-- start Dataset rows --

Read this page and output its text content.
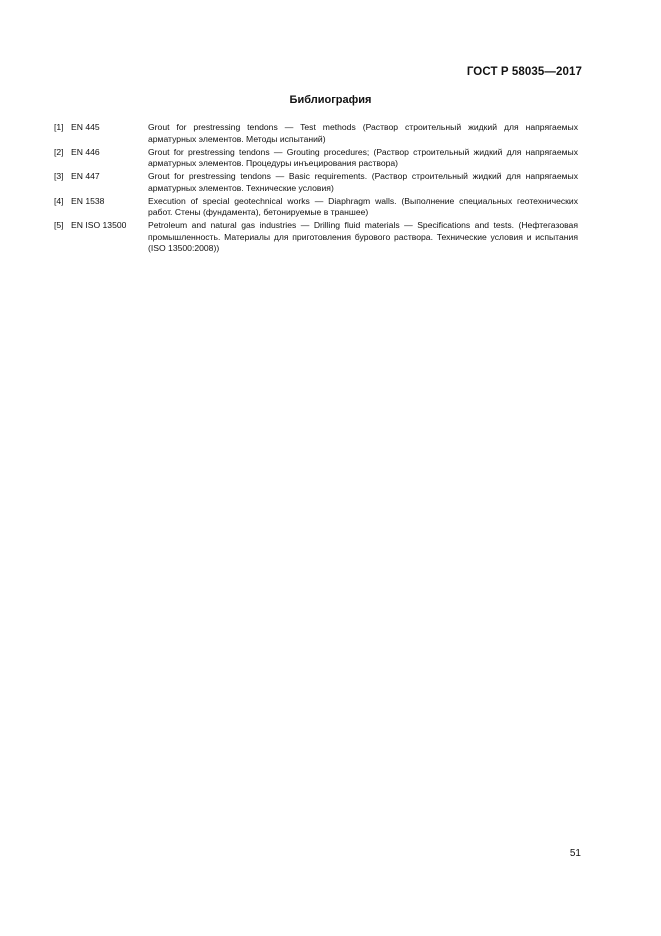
ГОСТ Р 58035—2017
Библиография
[1] EN 445	Grout for prestressing tendons — Test methods (Раствор строительный жидкий для напрягаемых арматурных элементов. Методы испытаний)
[2] EN 446	Grout for prestressing tendons — Grouting procedures; (Раствор строительный жидкий для напрягаемых арматурных элементов. Процедуры инъецирования раствора)
[3] EN 447	Grout for prestressing tendons — Basic requirements. (Раствор строительный жидкий для напрягаемых арматурных элементов. Технические условия)
[4] EN 1538	Execution of special geotechnical works — Diaphragm walls. (Выполнение специальных геотехнических работ. Стены (фундамента), бетонируемые в траншее)
[5] EN ISO 13500	Petroleum and natural gas industries — Drilling fluid materials — Specifications and tests. (Нефтегазовая промышленность. Материалы для приготовления бурового раствора. Технические условия и испытания (ISO 13500:2008))
51
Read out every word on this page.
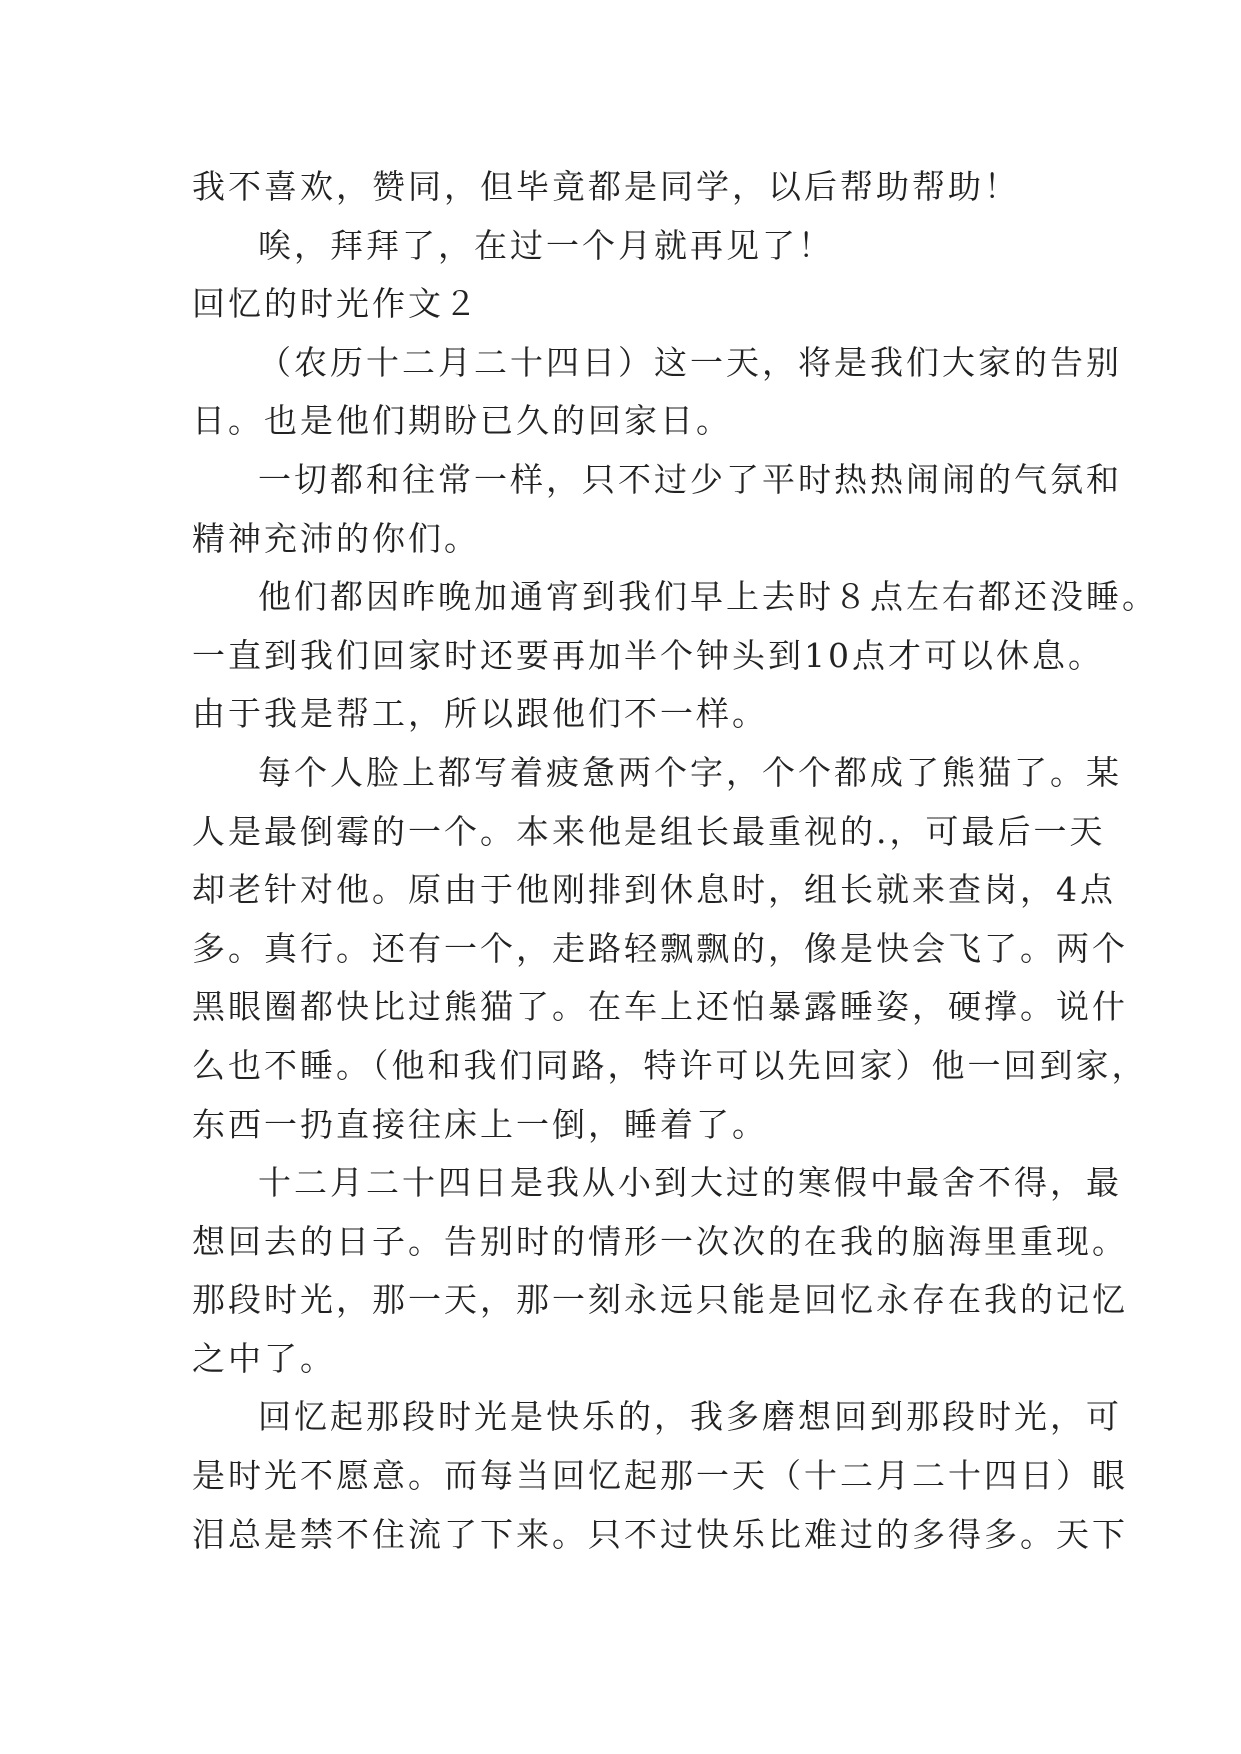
我不喜欢，赞同，但毕竟都是同学，以后帮助帮助！
唉，拜拜了，在过一个月就再见了！
回忆的时光作文２
（农历十二月二十四日）这一天，将是我们大家的告别
日。也是他们期盼已久的回家日。
一切都和往常一样，只不过少了平时热热闹闹的气氛和
精神充沛的你们。
他们都因昨晚加通宵到我们早上去时８点左右都还没睡。
一直到我们回家时还要再加半个钟头到10点才可以休息。
由于我是帮工，所以跟他们不一样。
每个人脸上都写着疲惫两个字，个个都成了熊猫了。某
人是最倒霉的一个。本来他是组长最重视的.，可最后一天
却老针对他。原由于他刚排到休息时，组长就来查岗，4点
多。真行。还有一个，走路轻飘飘的，像是快会飞了。两个
黑眼圈都快比过熊猫了。在车上还怕暴露睡姿，硬撑。说什
么也不睡。（他和我们同路，特许可以先回家）他一回到家，
东西一扔直接往床上一倒，睡着了。
十二月二十四日是我从小到大过的寒假中最舍不得，最
想回去的日子。告别时的情形一次次的在我的脑海里重现。
那段时光，那一天，那一刻永远只能是回忆永存在我的记忆
之中了。
回忆起那段时光是快乐的，我多磨想回到那段时光，可
是时光不愿意。而每当回忆起那一天（十二月二十四日）眼
泪总是禁不住流了下来。只不过快乐比难过的多得多。天下
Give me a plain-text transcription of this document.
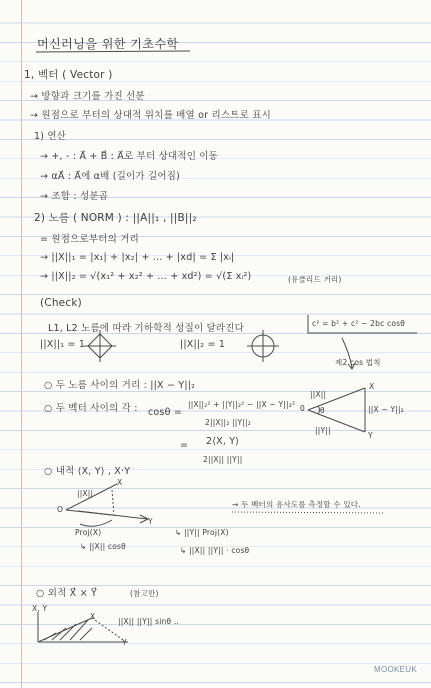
머신러닝을 위한 기초수학
1, 벡터 ( Vector )
→ 방향과 크기를 가진 선분
→ 원점으로 부터의 상대적 위치를 배열 or 리스트로 표시
1) 연산
→ +, - : A⃗ + B⃗ : A⃗로 부터 상대적인 이동
→ αA⃗ : A⃗에 α배 (길이가 길어짐)
→ 조합 : 성분곱
2) 노름 ( NORM ) : ||A||₁ , ||B||₂
= 원점으로부터의 거리
→ ||X||₁ = |x₁| + |x₂| + ... + |xd| = Σ |xᵢ|
→ ||X||₂ = √(x₁² + x₂² + ... + xd²) = √(Σ xᵢ²)	(유클리드 거리)
(Check)
L1, L2 노름에 따라 기하학적 성질이 달라진다
||X||₁ = 1	||X||₂ = 1
c² = b² + c² − 2bc cosθ
제2 cos 법칙
○ 두 노름 사이의 거리 : ||X − Y||₂
○ 두 벡터 사이의 각 : cosθ =
||X||₂² + ||Y||₂² − ||X − Y||₂²
2||X||₂ ||Y||₂
= 2⟨X, Y⟩
2||X|| ||Y||
X
Y
0 θ
||X||
||Y||
||X − Y||₂
○ 내적 ⟨X, Y⟩ , X·Y
X
Y
O
||X||
Proj(X)
↳ ||X|| cosθ
↳ ||Y|| Proj(X)
↳ ||X|| ||Y|| · cosθ
⇝ 두 벡터의 유사도를 측정할 수 있다.
○ 외적 X⃗ × Y⃗	(참고만)
X, Y
X
Y
||X|| ||Y|| sinθ ..
MOOKEUK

-- end Dataset rows --

What this task involves: Restate the whole listing above exactly, except for its images.

Answer to the task:
Read this page and output its text content.
ГОСТ Р 58035—2017
Библиография
[1] EN 445	Grout for prestressing tendons — Test methods (Раствор строительный жидкий для напрягаемых арматурных элементов. Методы испытаний)
[2] EN 446	Grout for prestressing tendons — Grouting procedures; (Раствор строительный жидкий для напрягаемых арматурных элементов. Процедуры инъецирования раствора)
[3] EN 447	Grout for prestressing tendons — Basic requirements. (Раствор строительный жидкий для напрягаемых арматурных элементов. Технические условия)
[4] EN 1538	Execution of special geotechnical works — Diaphragm walls. (Выполнение специальных геотехнических работ. Стены (фундамента), бетонируемые в траншее)
[5] EN ISO 13500	Petroleum and natural gas industries — Drilling fluid materials — Specifications and tests. (Нефтегазовая промышленность. Материалы для приготовления бурового раствора. Технические условия и испытания (ISO 13500:2008))
51
Read out every word on this page.
我不喜欢，赞同，但毕竟都是同学，以后帮助帮助！
唉，拜拜了，在过一个月就再见了！
回忆的时光作文２
（农历十二月二十四日）这一天，将是我们大家的告别
日。也是他们期盼已久的回家日。
一切都和往常一样，只不过少了平时热热闹闹的气氛和
精神充沛的你们。
他们都因昨晚加通宵到我们早上去时８点左右都还没睡。
一直到我们回家时还要再加半个钟头到10点才可以休息。
由于我是帮工，所以跟他们不一样。
每个人脸上都写着疲惫两个字，个个都成了熊猫了。某
人是最倒霉的一个。本来他是组长最重视的.，可最后一天
却老针对他。原由于他刚排到休息时，组长就来查岗，4点
多。真行。还有一个，走路轻飘飘的，像是快会飞了。两个
黑眼圈都快比过熊猫了。在车上还怕暴露睡姿，硬撑。说什
么也不睡。（他和我们同路，特许可以先回家）他一回到家，
东西一扔直接往床上一倒，睡着了。
十二月二十四日是我从小到大过的寒假中最舍不得，最
想回去的日子。告别时的情形一次次的在我的脑海里重现。
那段时光，那一天，那一刻永远只能是回忆永存在我的记忆
之中了。
回忆起那段时光是快乐的，我多磨想回到那段时光，可
是时光不愿意。而每当回忆起那一天（十二月二十四日）眼
泪总是禁不住流了下来。只不过快乐比难过的多得多。天下
Give me a plain-text transcription of this document.
머신러닝을 위한 기초수학
1, 벡터 ( Vector )
→ 방향과 크기를 가진 선분
→ 원점으로 부터의 상대적 위치를 배열 or 리스트로 표시
1) 연산
→ +, - : A⃗ + B⃗ : A⃗로 부터 상대적인 이동
→ αA⃗ : A⃗에 α배 (길이가 길어짐)
→ 조합 : 성분곱
2) 노름 ( NORM ) : ||A||₁ , ||B||₂
= 원점으로부터의 거리
→ ||X||₁ = |x₁| + |x₂| + ... + |xd| = Σ |xᵢ|
→ ||X||₂ = √(x₁² + x₂² + ... + xd²) = √(Σ xᵢ²)	(유클리드 거리)
(Check)
L1, L2 노름에 따라 기하학적 성질이 달라진다
||X||₁ = 1	||X||₂ = 1
c² = b² + c² − 2bc cosθ
제2 cos 법칙
○ 두 노름 사이의 거리 : ||X − Y||₂
○ 두 벡터 사이의 각 : cosθ =
||X||₂² + ||Y||₂² − ||X − Y||₂²
2||X||₂ ||Y||₂
= 2⟨X, Y⟩
2||X|| ||Y||
X
Y
0 θ
||X||
||Y||
||X − Y||₂
○ 내적 ⟨X, Y⟩ , X·Y
X
Y
O
||X||
Proj(X)
↳ ||X|| cosθ
↳ ||Y|| Proj(X)
↳ ||X|| ||Y|| · cosθ
⇝ 두 벡터의 유사도를 측정할 수 있다.
○ 외적 X⃗ × Y⃗	(참고만)
X, Y
X
Y
||X|| ||Y|| sinθ ..
MOOKEUK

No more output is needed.